Data to process.
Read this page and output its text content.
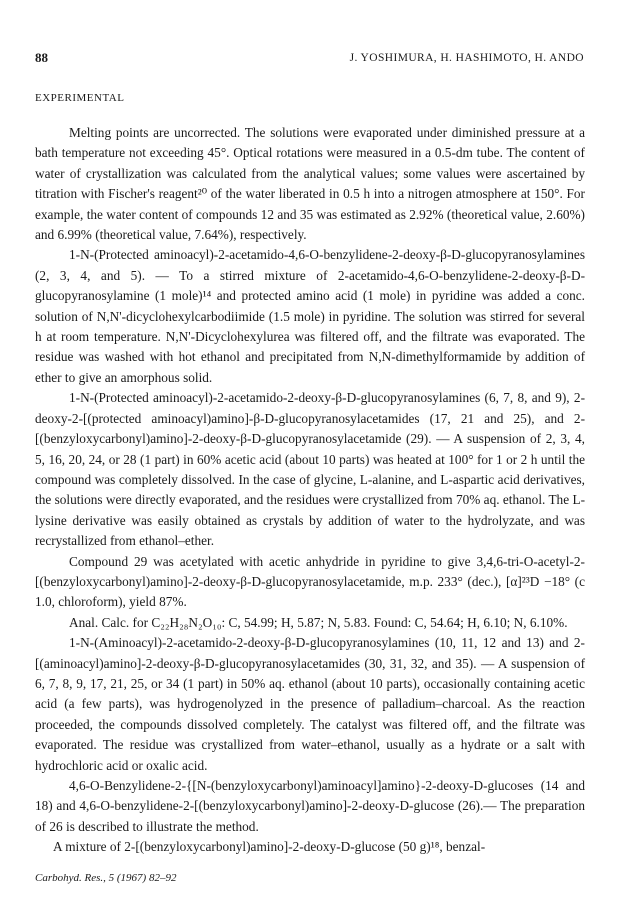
88	J. YOSHIMURA, H. HASHIMOTO, H. ANDO
EXPERIMENTAL

Melting points are uncorrected. The solutions were evaporated under diminished pressure at a bath temperature not exceeding 45°. Optical rotations were measured in a 0.5-dm tube. The content of water of crystallization was calculated from the analytical values; some values were ascertained by titration with Fischer's reagent²⁰ of the water liberated in 0.5 h into a nitrogen atmosphere at 150°. For example, the water content of compounds 12 and 35 was estimated as 2.92% (theoretical value, 2.60%) and 6.99% (theoretical value, 7.64%), respectively.

1-N-(Protected aminoacyl)-2-acetamido-4,6-O-benzylidene-2-deoxy-β-D-glucopyranosylamines (2, 3, 4, and 5). — To a stirred mixture of 2-acetamido-4,6-O-benzylidene-2-deoxy-β-D-glucopyranosylamine (1 mole)¹⁴ and protected amino acid (1 mole) in pyridine was added a conc. solution of N,N'-dicyclohexylcarbodiimide (1.5 mole) in pyridine. The solution was stirred for several h at room temperature. N,N'-Dicyclohexylurea was filtered off, and the filtrate was evaporated. The residue was washed with hot ethanol and precipitated from N,N-dimethylformamide by addition of ether to give an amorphous solid.

1-N-(Protected aminoacyl)-2-acetamido-2-deoxy-β-D-glucopyranosylamines (6, 7, 8, and 9), 2-deoxy-2-[(protected aminoacyl)amino]-β-D-glucopyranosylacetamides (17, 21 and 25), and 2-[(benzyloxycarbonyl)amino]-2-deoxy-β-D-glucopyranosylacetamide (29). — A suspension of 2, 3, 4, 5, 16, 20, 24, or 28 (1 part) in 60% acetic acid (about 10 parts) was heated at 100° for 1 or 2 h until the compound was completely dissolved. In the case of glycine, L-alanine, and L-aspartic acid derivatives, the solutions were directly evaporated, and the residues were crystallized from 70% aq. ethanol. The L-lysine derivative was easily obtained as crystals by addition of water to the hydrolyzate, and was recrystallized from ethanol–ether.

Compound 29 was acetylated with acetic anhydride in pyridine to give 3,4,6-tri-O-acetyl-2-[(benzyloxycarbonyl)amino]-2-deoxy-β-D-glucopyranosylacetamide, m.p. 233° (dec.), [α]²³D −18° (c 1.0, chloroform), yield 87%.

Anal. Calc. for C₂₂H₂₈N₂O₁₀: C, 54.99; H, 5.87; N, 5.83. Found: C, 54.64; H, 6.10; N, 6.10%.

1-N-(Aminoacyl)-2-acetamido-2-deoxy-β-D-glucopyranosylamines (10, 11, 12 and 13) and 2-[(aminoacyl)amino]-2-deoxy-β-D-glucopyranosylacetamides (30, 31, 32, and 35). — A suspension of 6, 7, 8, 9, 17, 21, 25, or 34 (1 part) in 50% aq. ethanol (about 10 parts), occasionally containing acetic acid (a few parts), was hydrogenolyzed in the presence of palladium–charcoal. As the reaction proceeded, the compounds dissolved completely. The catalyst was filtered off, and the filtrate was evaporated. The residue was crystallized from water–ethanol, usually as a hydrate or a salt with hydrochloric acid or oxalic acid.

4,6-O-Benzylidene-2-{[N-(benzyloxycarbonyl)aminoacyl]amino}-2-deoxy-D-glucoses (14 and 18) and 4,6-O-benzylidene-2-[(benzyloxycarbonyl)amino]-2-deoxy-D-glucose (26).— The preparation of 26 is described to illustrate the method.

A mixture of 2-[(benzyloxycarbonyl)amino]-2-deoxy-D-glucose (50 g)¹⁸, benzal-

Carbohyd. Res., 5 (1967) 82–92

Aim. Return the whole listing, word for word, and leave out every picture.

Solution for this problem.
Read this page and output its text content.
88	J. YOSHIMURA, H. HASHIMOTO, H. ANDO
EXPERIMENTAL

Melting points are uncorrected. The solutions were evaporated under diminished pressure at a bath temperature not exceeding 45°. Optical rotations were measured in a 0.5-dm tube. The content of water of crystallization was calculated from the analytical values; some values were ascertained by titration with Fischer's reagent²⁰ of the water liberated in 0.5 h into a nitrogen atmosphere at 150°. For example, the water content of compounds 12 and 35 was estimated as 2.92% (theoretical value, 2.60%) and 6.99% (theoretical value, 7.64%), respectively.

1-N-(Protected aminoacyl)-2-acetamido-4,6-O-benzylidene-2-deoxy-β-D-glucopyranosylamines (2, 3, 4, and 5). — To a stirred mixture of 2-acetamido-4,6-O-benzylidene-2-deoxy-β-D-glucopyranosylamine (1 mole)¹⁴ and protected amino acid (1 mole) in pyridine was added a conc. solution of N,N'-dicyclohexylcarbodiimide (1.5 mole) in pyridine. The solution was stirred for several h at room temperature. N,N'-Dicyclohexylurea was filtered off, and the filtrate was evaporated. The residue was washed with hot ethanol and precipitated from N,N-dimethylformamide by addition of ether to give an amorphous solid.

1-N-(Protected aminoacyl)-2-acetamido-2-deoxy-β-D-glucopyranosylamines (6, 7, 8, and 9), 2-deoxy-2-[(protected aminoacyl)amino]-β-D-glucopyranosylacetamides (17, 21 and 25), and 2-[(benzyloxycarbonyl)amino]-2-deoxy-β-D-glucopyranosylacetamide (29). — A suspension of 2, 3, 4, 5, 16, 20, 24, or 28 (1 part) in 60% acetic acid (about 10 parts) was heated at 100° for 1 or 2 h until the compound was completely dissolved. In the case of glycine, L-alanine, and L-aspartic acid derivatives, the solutions were directly evaporated, and the residues were crystallized from 70% aq. ethanol. The L-lysine derivative was easily obtained as crystals by addition of water to the hydrolyzate, and was recrystallized from ethanol–ether.

Compound 29 was acetylated with acetic anhydride in pyridine to give 3,4,6-tri-O-acetyl-2-[(benzyloxycarbonyl)amino]-2-deoxy-β-D-glucopyranosylacetamide, m.p. 233° (dec.), [α]²³D −18° (c 1.0, chloroform), yield 87%.

Anal. Calc. for C₂₂H₂₈N₂O₁₀: C, 54.99; H, 5.87; N, 5.83. Found: C, 54.64; H, 6.10; N, 6.10%.

1-N-(Aminoacyl)-2-acetamido-2-deoxy-β-D-glucopyranosylamines (10, 11, 12 and 13) and 2-[(aminoacyl)amino]-2-deoxy-β-D-glucopyranosylacetamides (30, 31, 32, and 35). — A suspension of 6, 7, 8, 9, 17, 21, 25, or 34 (1 part) in 50% aq. ethanol (about 10 parts), occasionally containing acetic acid (a few parts), was hydrogenolyzed in the presence of palladium–charcoal. As the reaction proceeded, the compounds dissolved completely. The catalyst was filtered off, and the filtrate was evaporated. The residue was crystallized from water–ethanol, usually as a hydrate or a salt with hydrochloric acid or oxalic acid.

4,6-O-Benzylidene-2-{[N-(benzyloxycarbonyl)aminoacyl]amino}-2-deoxy-D-glucoses (14 and 18) and 4,6-O-benzylidene-2-[(benzyloxycarbonyl)amino]-2-deoxy-D-glucose (26).— The preparation of 26 is described to illustrate the method.

A mixture of 2-[(benzyloxycarbonyl)amino]-2-deoxy-D-glucose (50 g)¹⁸, benzal-

Carbohyd. Res., 5 (1967) 82–92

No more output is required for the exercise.